### What to do
Could you transcribe the material below exactly, without leaving out a single line?

### Working data
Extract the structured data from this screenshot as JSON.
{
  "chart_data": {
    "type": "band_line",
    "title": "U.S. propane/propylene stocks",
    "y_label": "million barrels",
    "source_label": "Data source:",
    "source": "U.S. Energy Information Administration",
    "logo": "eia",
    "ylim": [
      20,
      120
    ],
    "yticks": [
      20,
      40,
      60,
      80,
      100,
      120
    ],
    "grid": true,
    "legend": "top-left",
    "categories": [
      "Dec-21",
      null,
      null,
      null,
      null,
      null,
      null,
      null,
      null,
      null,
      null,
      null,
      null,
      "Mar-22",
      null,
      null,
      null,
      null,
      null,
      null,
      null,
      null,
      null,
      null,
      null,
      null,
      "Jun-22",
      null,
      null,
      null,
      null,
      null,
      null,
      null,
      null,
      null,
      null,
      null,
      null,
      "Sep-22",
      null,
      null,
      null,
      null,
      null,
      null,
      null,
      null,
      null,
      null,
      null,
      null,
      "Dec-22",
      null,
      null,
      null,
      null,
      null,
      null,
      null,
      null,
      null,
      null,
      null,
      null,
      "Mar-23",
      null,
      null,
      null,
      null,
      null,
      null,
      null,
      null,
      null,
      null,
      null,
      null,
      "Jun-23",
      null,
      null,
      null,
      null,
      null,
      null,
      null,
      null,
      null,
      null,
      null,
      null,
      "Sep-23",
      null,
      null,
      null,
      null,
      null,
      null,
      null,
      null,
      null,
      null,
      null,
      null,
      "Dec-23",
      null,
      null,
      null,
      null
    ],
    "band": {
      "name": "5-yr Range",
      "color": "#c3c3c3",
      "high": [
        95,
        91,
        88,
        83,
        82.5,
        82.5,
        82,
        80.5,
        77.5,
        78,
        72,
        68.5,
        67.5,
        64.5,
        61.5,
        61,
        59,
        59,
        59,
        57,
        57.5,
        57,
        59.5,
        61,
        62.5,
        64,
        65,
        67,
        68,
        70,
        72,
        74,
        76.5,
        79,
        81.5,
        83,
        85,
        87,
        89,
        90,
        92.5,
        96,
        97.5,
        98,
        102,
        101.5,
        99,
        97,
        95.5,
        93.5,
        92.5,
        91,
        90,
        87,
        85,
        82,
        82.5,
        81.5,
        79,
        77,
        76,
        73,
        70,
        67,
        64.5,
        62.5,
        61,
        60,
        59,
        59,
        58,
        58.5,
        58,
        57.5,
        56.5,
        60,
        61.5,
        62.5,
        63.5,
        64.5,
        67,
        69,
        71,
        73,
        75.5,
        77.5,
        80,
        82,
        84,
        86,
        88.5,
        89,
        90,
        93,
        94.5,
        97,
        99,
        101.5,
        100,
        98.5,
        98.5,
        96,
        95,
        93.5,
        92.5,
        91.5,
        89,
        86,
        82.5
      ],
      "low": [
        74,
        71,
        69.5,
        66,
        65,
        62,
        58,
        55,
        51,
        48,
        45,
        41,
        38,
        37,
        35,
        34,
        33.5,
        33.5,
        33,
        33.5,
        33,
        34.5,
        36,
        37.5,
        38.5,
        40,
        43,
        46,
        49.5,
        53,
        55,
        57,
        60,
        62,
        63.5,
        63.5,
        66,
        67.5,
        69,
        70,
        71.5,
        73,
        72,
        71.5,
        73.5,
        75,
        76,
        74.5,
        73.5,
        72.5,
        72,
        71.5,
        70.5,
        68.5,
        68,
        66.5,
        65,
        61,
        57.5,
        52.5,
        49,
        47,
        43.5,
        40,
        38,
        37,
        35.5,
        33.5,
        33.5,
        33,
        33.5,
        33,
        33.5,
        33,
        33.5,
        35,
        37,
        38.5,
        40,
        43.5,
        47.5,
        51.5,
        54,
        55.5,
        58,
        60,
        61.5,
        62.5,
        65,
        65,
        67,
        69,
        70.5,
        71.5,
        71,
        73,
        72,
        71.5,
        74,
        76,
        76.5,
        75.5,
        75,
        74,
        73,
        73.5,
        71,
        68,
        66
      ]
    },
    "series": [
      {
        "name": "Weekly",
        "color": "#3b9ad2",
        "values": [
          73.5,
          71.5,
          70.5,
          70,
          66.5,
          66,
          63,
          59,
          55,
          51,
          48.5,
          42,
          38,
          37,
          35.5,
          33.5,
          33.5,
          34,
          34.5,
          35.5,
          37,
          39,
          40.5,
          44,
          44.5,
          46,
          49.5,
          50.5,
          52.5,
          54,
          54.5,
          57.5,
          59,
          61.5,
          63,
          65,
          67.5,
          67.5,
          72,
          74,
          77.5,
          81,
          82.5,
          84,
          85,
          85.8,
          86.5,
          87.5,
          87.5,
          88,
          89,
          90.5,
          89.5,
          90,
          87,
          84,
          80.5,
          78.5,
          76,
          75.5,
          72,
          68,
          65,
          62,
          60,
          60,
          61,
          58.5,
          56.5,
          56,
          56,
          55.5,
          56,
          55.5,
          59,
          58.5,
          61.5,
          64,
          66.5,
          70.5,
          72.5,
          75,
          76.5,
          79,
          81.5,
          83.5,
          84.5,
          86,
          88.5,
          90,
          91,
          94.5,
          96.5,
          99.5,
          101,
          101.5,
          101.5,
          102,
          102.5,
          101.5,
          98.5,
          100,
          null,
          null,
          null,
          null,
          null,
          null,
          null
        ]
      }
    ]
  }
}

### Correct response
Extract the structured data from this screenshot as JSON.
{
  "chart_data": {
    "type": "band_line",
    "title": "U.S. propane/propylene stocks",
    "y_label": "million barrels",
    "source_label": "Data source:",
    "source": "U.S. Energy Information Administration",
    "logo": "eia",
    "ylim": [
      20,
      120
    ],
    "yticks": [
      20,
      40,
      60,
      80,
      100,
      120
    ],
    "grid": true,
    "legend": "top-left",
    "categories": [
      "Dec-21",
      null,
      null,
      null,
      null,
      null,
      null,
      null,
      null,
      null,
      null,
      null,
      null,
      "Mar-22",
      null,
      null,
      null,
      null,
      null,
      null,
      null,
      null,
      null,
      null,
      null,
      null,
      "Jun-22",
      null,
      null,
      null,
      null,
      null,
      null,
      null,
      null,
      null,
      null,
      null,
      null,
      "Sep-22",
      null,
      null,
      null,
      null,
      null,
      null,
      null,
      null,
      null,
      null,
      null,
      null,
      "Dec-22",
      null,
      null,
      null,
      null,
      null,
      null,
      null,
      null,
      null,
      null,
      null,
      null,
      "Mar-23",
      null,
      null,
      null,
      null,
      null,
      null,
      null,
      null,
      null,
      null,
      null,
      null,
      "Jun-23",
      null,
      null,
      null,
      null,
      null,
      null,
      null,
      null,
      null,
      null,
      null,
      null,
      "Sep-23",
      null,
      null,
      null,
      null,
      null,
      null,
      null,
      null,
      null,
      null,
      null,
      null,
      "Dec-23",
      null,
      null,
      null,
      null
    ],
    "band": {
      "name": "5-yr Range",
      "color": "#c3c3c3",
      "high": [
        95,
        91,
        88,
        83,
        82.5,
        82.5,
        82,
        80.5,
        77.5,
        78,
        72,
        68.5,
        67.5,
        64.5,
        61.5,
        61,
        59,
        59,
        59,
        57,
        57.5,
        57,
        59.5,
        61,
        62.5,
        64,
        65,
        67,
        68,
        70,
        72,
        74,
        76.5,
        79,
        81.5,
        83,
        85,
        87,
        89,
        90,
        92.5,
        96,
        97.5,
        98,
        102,
        101.5,
        99,
        97,
        95.5,
        93.5,
        92.5,
        91,
        90,
        87,
        85,
        82,
        82.5,
        81.5,
        79,
        77,
        76,
        73,
        70,
        67,
        64.5,
        62.5,
        61,
        60,
        59,
        59,
        58,
        58.5,
        58,
        57.5,
        56.5,
        60,
        61.5,
        62.5,
        63.5,
        64.5,
        67,
        69,
        71,
        73,
        75.5,
        77.5,
        80,
        82,
        84,
        86,
        88.5,
        89,
        90,
        93,
        94.5,
        97,
        99,
        101.5,
        100,
        98.5,
        98.5,
        96,
        95,
        93.5,
        92.5,
        91.5,
        89,
        86,
        82.5
      ],
      "low": [
        74,
        71,
        69.5,
        66,
        65,
        62,
        58,
        55,
        51,
        48,
        45,
        41,
        38,
        37,
        35,
        34,
        33.5,
        33.5,
        33,
        33.5,
        33,
        34.5,
        36,
        37.5,
        38.5,
        40,
        43,
        46,
        49.5,
        53,
        55,
        57,
        60,
        62,
        63.5,
        63.5,
        66,
        67.5,
        69,
        70,
        71.5,
        73,
        72,
        71.5,
        73.5,
        75,
        76,
        74.5,
        73.5,
        72.5,
        72,
        71.5,
        70.5,
        68.5,
        68,
        66.5,
        65,
        61,
        57.5,
        52.5,
        49,
        47,
        43.5,
        40,
        38,
        37,
        35.5,
        33.5,
        33.5,
        33,
        33.5,
        33,
        33.5,
        33,
        33.5,
        35,
        37,
        38.5,
        40,
        43.5,
        47.5,
        51.5,
        54,
        55.5,
        58,
        60,
        61.5,
        62.5,
        65,
        65,
        67,
        69,
        70.5,
        71.5,
        71,
        73,
        72,
        71.5,
        74,
        76,
        76.5,
        75.5,
        75,
        74,
        73,
        73.5,
        71,
        68,
        66
      ]
    },
    "series": [
      {
        "name": "Weekly",
        "color": "#3b9ad2",
        "values": [
          73.5,
          71.5,
          70.5,
          70,
          66.5,
          66,
          63,
          59,
          55,
          51,
          48.5,
          42,
          38,
          37,
          35.5,
          33.5,
          33.5,
          34,
          34.5,
          35.5,
          37,
          39,
          40.5,
          44,
          44.5,
          46,
          49.5,
          50.5,
          52.5,
          54,
          54.5,
          57.5,
          59,
          61.5,
          63,
          65,
          67.5,
          67.5,
          72,
          74,
          77.5,
          81,
          82.5,
          84,
          85,
          85.8,
          86.5,
          87.5,
          87.5,
          88,
          89,
          90.5,
          89.5,
          90,
          87,
          84,
          80.5,
          78.5,
          76,
          75.5,
          72,
          68,
          65,
          62,
          60,
          60,
          61,
          58.5,
          56.5,
          56,
          56,
          55.5,
          56,
          55.5,
          59,
          58.5,
          61.5,
          64,
          66.5,
          70.5,
          72.5,
          75,
          76.5,
          79,
          81.5,
          83.5,
          84.5,
          86,
          88.5,
          90,
          91,
          94.5,
          96.5,
          99.5,
          101,
          101.5,
          101.5,
          102,
          102.5,
          101.5,
          98.5,
          100,
          null,
          null,
          null,
          null,
          null,
          null,
          null
        ]
      }
    ]
  }
}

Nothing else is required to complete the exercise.